EXERCISE DIRECTIONS
In the records that follow, show each line where the word "Часть" is present.

ENTRIES SUPPLIED

┄┄┄┄┄┄┄┄┄┄

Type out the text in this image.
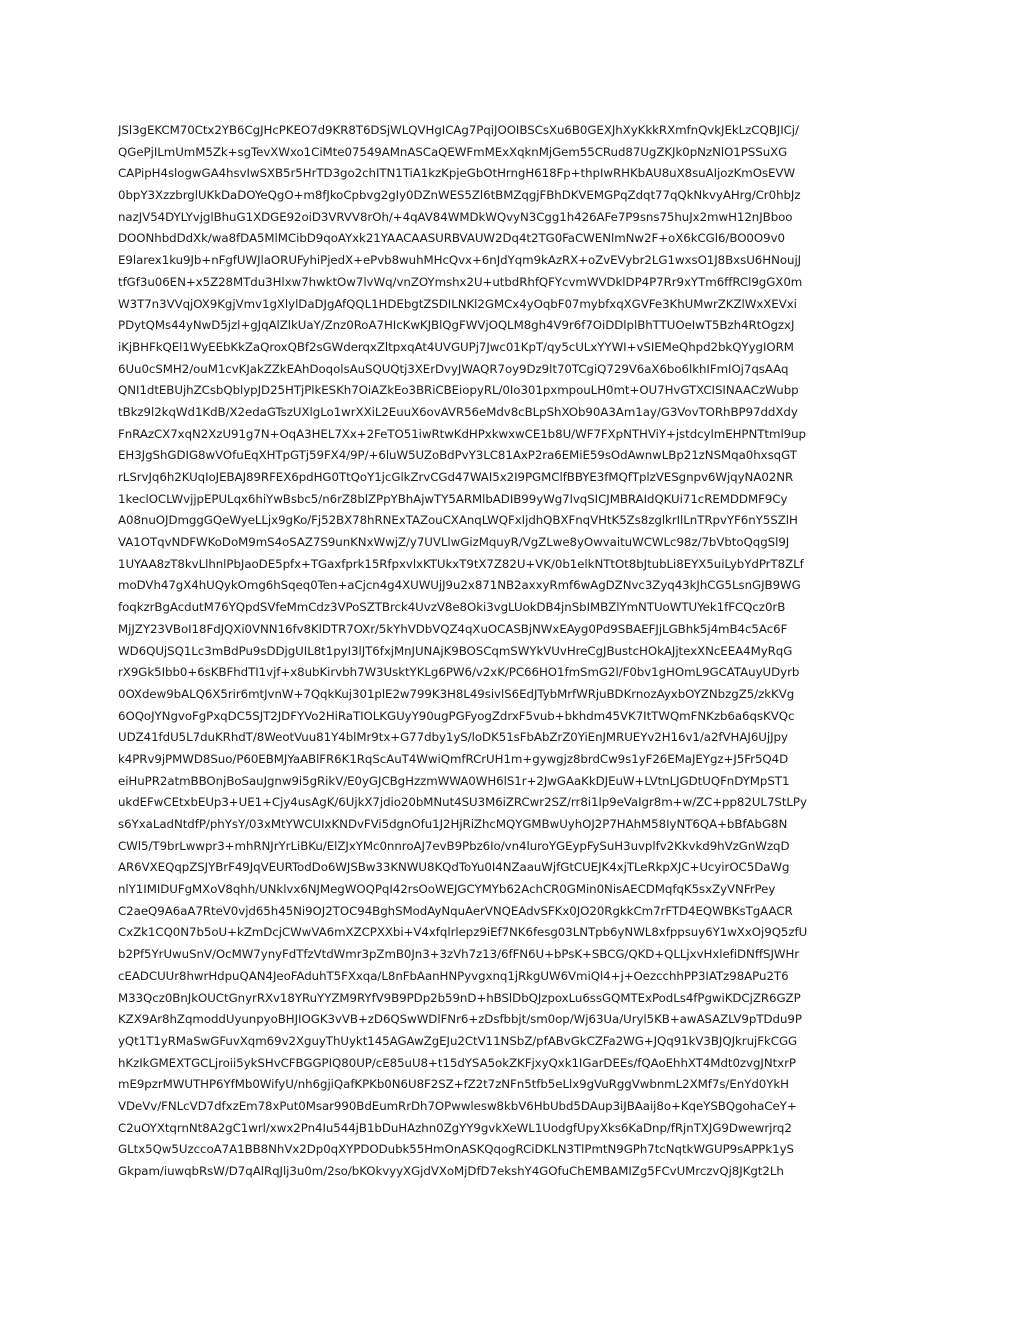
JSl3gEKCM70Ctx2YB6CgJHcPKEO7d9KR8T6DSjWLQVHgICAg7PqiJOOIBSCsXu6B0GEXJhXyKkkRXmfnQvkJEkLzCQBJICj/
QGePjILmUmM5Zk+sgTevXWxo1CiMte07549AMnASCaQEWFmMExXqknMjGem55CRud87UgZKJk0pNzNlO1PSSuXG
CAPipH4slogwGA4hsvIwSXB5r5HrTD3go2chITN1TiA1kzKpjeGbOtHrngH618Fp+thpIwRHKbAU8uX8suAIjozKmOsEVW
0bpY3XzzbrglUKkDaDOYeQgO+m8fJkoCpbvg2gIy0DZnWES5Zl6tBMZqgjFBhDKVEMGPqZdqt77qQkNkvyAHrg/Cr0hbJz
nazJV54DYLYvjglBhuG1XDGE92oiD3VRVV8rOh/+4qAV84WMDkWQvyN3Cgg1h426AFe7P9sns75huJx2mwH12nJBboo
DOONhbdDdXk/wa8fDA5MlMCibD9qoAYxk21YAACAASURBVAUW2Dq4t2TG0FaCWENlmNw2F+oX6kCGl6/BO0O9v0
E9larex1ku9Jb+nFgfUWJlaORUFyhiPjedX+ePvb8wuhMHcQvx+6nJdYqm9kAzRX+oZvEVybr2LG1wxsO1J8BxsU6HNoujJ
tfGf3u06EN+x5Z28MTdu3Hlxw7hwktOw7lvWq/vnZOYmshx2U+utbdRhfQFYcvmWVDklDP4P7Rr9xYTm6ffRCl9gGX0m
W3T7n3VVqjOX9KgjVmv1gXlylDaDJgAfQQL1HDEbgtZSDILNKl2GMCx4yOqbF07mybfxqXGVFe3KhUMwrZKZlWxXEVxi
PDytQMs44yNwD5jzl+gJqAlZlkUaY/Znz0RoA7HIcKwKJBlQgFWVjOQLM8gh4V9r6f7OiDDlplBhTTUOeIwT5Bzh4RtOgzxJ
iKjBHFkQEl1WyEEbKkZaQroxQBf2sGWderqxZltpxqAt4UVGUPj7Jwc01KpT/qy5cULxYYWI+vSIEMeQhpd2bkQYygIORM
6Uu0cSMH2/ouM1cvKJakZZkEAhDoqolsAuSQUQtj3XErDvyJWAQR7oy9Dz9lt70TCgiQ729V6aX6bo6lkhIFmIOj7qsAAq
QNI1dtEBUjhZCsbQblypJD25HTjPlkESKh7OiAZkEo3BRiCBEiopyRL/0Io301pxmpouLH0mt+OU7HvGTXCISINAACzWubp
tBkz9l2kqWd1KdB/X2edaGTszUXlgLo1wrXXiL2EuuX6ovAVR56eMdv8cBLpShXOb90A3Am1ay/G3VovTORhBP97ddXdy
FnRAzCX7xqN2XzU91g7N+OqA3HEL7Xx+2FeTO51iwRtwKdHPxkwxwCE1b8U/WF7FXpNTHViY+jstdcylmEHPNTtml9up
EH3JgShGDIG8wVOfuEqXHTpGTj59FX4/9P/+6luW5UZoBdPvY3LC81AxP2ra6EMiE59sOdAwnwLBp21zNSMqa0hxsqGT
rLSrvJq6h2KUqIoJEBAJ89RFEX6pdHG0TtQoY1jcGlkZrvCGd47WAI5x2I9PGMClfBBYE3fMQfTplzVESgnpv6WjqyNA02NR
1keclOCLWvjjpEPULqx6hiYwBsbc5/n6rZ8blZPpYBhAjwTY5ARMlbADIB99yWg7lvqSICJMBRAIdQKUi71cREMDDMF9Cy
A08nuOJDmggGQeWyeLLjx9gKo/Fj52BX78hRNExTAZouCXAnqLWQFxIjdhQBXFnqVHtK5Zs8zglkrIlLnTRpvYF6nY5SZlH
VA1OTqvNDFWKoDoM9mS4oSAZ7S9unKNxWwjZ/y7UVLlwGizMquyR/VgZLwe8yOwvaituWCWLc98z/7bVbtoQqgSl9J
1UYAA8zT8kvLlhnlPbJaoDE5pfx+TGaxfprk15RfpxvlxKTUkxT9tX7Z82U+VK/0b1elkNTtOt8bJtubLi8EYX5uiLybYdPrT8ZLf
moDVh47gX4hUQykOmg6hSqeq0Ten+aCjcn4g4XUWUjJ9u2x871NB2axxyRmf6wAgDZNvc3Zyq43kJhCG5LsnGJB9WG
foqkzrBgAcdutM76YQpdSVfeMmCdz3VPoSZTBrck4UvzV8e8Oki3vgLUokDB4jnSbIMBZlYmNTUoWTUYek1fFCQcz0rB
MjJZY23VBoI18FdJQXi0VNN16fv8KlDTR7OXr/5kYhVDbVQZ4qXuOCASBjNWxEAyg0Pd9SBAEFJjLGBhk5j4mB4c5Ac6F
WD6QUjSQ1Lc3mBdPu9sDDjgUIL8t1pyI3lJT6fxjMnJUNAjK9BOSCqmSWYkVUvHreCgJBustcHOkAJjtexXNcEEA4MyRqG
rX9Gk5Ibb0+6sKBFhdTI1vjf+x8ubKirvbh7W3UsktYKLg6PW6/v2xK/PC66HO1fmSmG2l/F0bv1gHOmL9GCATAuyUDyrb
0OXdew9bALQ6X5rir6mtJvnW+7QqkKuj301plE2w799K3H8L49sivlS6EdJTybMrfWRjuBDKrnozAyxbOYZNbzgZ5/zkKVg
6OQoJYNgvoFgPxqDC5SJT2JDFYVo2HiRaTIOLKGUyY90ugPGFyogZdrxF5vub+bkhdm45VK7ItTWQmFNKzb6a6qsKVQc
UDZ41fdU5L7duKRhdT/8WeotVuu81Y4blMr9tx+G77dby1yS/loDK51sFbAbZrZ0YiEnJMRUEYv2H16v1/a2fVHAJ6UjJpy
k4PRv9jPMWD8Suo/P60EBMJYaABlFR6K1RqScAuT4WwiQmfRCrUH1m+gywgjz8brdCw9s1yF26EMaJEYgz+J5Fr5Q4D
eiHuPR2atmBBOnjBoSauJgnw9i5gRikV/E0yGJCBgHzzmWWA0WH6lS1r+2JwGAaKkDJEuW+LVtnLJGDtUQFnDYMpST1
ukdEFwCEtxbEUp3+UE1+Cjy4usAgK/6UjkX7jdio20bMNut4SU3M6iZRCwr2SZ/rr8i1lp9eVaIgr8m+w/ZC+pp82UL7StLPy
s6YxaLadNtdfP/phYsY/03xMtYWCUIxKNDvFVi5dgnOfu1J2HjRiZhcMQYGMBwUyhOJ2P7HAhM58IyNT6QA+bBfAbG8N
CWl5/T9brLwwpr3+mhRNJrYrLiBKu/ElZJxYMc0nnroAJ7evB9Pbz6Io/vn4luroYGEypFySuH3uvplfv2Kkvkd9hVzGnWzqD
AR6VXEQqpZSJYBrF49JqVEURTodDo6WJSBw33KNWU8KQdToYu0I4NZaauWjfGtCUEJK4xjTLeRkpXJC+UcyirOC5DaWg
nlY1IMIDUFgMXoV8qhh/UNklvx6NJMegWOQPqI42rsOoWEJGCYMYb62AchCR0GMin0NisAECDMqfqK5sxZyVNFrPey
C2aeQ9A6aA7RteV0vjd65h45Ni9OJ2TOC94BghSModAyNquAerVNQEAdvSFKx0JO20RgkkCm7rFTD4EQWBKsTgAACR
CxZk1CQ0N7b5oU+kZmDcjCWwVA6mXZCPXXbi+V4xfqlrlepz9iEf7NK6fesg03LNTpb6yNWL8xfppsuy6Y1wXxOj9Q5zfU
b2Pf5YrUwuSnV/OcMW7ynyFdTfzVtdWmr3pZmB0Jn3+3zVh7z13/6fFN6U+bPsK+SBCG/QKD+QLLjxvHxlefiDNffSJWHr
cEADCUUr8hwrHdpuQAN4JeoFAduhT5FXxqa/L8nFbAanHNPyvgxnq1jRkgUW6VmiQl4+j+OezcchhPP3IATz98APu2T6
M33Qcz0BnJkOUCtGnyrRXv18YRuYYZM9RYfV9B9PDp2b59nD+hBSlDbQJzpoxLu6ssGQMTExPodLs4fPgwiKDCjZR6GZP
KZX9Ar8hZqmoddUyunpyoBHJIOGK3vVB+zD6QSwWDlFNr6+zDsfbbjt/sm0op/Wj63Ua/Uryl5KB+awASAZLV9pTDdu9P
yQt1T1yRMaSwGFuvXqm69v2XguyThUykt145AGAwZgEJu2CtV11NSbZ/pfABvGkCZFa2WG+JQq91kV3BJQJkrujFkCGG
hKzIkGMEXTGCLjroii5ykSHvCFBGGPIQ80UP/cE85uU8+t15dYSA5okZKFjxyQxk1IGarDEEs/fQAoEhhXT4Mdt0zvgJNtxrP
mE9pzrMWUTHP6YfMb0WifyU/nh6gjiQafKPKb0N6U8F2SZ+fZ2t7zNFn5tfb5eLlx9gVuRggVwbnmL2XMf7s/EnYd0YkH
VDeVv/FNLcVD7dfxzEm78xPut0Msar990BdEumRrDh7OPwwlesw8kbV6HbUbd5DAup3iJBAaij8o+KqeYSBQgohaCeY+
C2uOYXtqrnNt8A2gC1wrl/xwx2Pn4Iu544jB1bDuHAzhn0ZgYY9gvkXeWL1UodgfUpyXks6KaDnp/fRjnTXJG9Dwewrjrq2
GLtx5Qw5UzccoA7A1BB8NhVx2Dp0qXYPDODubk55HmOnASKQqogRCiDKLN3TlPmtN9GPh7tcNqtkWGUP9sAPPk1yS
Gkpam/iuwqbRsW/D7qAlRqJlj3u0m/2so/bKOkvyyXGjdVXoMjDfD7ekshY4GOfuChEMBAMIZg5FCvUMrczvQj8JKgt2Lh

┄┄┄┄┄┄┄┄┄┄

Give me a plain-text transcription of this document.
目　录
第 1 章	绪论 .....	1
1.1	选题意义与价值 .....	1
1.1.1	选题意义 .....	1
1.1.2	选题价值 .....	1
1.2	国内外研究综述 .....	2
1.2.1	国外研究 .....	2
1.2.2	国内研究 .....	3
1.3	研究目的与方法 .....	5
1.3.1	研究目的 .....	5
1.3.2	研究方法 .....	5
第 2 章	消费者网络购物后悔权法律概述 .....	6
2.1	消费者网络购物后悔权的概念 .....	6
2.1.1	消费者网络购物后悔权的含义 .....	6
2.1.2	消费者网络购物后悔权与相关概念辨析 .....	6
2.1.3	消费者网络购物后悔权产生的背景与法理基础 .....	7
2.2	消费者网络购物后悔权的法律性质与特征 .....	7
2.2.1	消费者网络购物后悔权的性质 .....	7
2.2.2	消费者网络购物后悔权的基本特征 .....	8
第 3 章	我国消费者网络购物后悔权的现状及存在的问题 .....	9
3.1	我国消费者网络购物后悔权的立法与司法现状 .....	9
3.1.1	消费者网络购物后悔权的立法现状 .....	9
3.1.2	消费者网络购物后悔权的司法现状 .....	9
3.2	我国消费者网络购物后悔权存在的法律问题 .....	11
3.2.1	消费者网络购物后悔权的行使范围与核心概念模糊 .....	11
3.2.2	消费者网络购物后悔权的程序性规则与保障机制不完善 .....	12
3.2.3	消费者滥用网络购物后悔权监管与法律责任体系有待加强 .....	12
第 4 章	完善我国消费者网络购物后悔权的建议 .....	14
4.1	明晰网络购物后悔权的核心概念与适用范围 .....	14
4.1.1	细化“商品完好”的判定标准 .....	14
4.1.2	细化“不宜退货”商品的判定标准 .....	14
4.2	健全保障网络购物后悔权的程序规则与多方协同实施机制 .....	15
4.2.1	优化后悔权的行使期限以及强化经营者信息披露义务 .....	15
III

┄┄┄┄┄┄┄┄┄┄

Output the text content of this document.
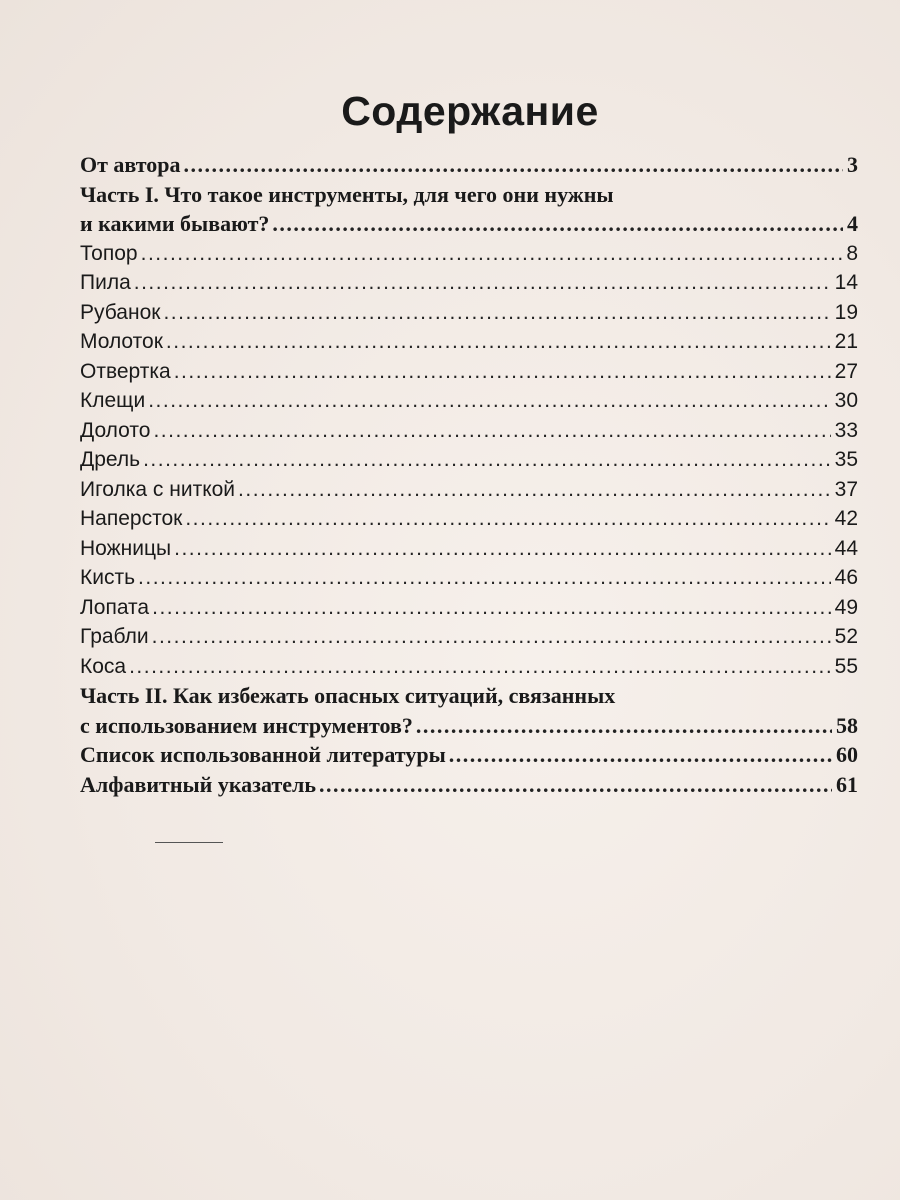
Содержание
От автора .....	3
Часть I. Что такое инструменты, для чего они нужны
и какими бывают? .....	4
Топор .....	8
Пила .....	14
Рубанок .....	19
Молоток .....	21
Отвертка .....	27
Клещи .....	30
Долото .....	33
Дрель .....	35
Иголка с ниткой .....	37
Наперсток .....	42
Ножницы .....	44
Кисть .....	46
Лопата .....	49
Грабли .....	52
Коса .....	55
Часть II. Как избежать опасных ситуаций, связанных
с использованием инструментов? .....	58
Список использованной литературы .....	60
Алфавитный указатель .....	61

┄┄┄┄┄┄┄┄┄┄

ANSWER BELOW
Часть I. Что такое инструменты, для чего они нужны
Часть II. Как избежать опасных ситуаций, связанных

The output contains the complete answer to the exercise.